Give the number of lines that include the word "from", nothing more.

<<<<

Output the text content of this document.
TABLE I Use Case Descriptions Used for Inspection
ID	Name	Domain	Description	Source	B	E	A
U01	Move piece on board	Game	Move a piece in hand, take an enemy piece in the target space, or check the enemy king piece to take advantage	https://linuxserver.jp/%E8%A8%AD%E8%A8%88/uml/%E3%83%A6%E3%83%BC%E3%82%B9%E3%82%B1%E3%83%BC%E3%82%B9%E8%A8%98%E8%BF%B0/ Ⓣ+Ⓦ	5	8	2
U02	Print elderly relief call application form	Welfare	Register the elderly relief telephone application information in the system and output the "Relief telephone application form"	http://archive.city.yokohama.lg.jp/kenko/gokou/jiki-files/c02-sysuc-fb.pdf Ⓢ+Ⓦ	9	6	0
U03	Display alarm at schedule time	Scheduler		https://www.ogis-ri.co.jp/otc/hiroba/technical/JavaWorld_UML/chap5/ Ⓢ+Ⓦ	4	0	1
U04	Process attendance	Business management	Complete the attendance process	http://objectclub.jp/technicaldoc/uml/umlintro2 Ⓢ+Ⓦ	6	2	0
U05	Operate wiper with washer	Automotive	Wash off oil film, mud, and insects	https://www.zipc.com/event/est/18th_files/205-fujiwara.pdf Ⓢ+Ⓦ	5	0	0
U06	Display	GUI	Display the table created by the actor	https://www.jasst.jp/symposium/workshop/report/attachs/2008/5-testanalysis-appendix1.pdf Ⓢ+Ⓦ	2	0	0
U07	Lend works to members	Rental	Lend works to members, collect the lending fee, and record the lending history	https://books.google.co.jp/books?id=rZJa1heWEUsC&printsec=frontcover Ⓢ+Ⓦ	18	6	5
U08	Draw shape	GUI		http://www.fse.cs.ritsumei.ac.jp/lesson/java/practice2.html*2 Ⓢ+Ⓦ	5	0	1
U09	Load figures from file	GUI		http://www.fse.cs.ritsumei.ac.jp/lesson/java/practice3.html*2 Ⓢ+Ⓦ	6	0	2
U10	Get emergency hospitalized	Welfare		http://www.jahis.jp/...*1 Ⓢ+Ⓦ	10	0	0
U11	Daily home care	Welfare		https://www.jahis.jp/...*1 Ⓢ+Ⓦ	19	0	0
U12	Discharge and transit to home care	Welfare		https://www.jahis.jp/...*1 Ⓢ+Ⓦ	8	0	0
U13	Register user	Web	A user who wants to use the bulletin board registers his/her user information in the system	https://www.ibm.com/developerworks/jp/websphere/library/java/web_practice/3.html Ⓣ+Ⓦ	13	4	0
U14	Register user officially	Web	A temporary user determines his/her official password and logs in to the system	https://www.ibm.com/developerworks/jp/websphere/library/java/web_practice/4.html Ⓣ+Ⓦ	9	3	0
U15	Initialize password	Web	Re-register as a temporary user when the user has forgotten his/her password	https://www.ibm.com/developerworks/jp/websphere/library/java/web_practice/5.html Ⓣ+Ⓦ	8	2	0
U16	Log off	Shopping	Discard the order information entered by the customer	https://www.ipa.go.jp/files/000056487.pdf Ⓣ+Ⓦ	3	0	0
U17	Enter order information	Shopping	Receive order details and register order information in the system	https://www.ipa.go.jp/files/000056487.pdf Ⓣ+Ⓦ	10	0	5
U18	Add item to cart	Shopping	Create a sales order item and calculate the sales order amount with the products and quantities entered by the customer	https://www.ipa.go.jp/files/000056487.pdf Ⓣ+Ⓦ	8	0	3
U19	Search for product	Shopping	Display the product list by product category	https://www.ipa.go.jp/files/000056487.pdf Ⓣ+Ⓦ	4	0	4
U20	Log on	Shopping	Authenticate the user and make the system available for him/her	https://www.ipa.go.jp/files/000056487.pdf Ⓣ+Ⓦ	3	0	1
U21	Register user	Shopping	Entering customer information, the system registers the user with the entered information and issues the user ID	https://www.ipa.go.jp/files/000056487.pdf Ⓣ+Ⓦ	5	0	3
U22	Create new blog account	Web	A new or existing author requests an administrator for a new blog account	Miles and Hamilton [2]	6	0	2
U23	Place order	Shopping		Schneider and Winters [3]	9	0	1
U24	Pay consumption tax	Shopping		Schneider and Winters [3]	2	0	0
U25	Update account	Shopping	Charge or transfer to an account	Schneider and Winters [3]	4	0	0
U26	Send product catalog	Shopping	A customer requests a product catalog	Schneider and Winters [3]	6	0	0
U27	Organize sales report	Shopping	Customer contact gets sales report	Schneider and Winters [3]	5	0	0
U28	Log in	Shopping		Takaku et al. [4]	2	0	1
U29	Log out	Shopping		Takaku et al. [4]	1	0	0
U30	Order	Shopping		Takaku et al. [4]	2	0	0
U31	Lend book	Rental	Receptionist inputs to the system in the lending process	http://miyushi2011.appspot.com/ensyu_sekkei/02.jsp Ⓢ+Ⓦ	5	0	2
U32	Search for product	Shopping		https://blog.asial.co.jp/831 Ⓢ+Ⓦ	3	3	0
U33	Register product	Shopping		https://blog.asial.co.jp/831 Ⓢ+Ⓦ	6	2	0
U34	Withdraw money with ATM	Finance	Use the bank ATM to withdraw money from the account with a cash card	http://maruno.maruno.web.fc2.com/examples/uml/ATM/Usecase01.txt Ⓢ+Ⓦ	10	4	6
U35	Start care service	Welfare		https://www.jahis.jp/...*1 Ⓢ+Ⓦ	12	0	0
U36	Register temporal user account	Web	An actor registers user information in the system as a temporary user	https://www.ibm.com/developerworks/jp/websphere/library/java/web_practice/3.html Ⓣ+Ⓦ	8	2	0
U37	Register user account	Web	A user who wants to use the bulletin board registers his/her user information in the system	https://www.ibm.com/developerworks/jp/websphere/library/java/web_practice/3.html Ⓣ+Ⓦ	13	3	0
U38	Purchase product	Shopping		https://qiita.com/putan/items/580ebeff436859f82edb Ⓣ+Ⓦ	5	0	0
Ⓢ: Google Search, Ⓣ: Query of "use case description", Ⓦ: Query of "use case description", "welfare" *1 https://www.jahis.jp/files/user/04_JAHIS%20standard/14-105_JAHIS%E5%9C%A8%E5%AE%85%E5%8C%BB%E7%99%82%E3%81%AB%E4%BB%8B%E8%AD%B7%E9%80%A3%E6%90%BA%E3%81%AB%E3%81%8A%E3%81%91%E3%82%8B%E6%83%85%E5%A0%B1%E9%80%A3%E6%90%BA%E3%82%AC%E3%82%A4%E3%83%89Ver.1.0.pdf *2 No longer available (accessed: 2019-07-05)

>>>>

## Correct output
2